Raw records
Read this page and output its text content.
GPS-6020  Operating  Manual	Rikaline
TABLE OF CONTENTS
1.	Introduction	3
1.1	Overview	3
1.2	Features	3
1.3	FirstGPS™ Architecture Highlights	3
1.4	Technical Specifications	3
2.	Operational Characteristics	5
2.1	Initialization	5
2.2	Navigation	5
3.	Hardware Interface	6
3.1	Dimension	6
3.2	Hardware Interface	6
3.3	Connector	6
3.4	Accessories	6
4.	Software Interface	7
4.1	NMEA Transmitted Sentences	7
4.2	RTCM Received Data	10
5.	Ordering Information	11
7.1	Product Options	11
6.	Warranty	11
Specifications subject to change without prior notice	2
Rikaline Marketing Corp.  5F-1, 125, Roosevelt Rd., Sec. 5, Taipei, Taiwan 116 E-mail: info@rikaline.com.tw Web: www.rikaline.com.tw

WHAT YOU ARE ASKED TO DO — Extract the complete listing verbatim.

FULL RESPONSE —
Read this page and output its text content.
GPS-6020  Operating  Manual	Rikaline
TABLE OF CONTENTS
1.	Introduction	3
1.1	Overview	3
1.2	Features	3
1.3	FirstGPS™ Architecture Highlights	3
1.4	Technical Specifications	3
2.	Operational Characteristics	5
2.1	Initialization	5
2.2	Navigation	5
3.	Hardware Interface	6
3.1	Dimension	6
3.2	Hardware Interface	6
3.3	Connector	6
3.4	Accessories	6
4.	Software Interface	7
4.1	NMEA Transmitted Sentences	7
4.2	RTCM Received Data	10
5.	Ordering Information	11
7.1	Product Options	11
6.	Warranty	11
Specifications subject to change without prior notice	2
Rikaline Marketing Corp.  5F-1, 125, Roosevelt Rd., Sec. 5, Taipei, Taiwan 116 E-mail: info@rikaline.com.tw Web: www.rikaline.com.tw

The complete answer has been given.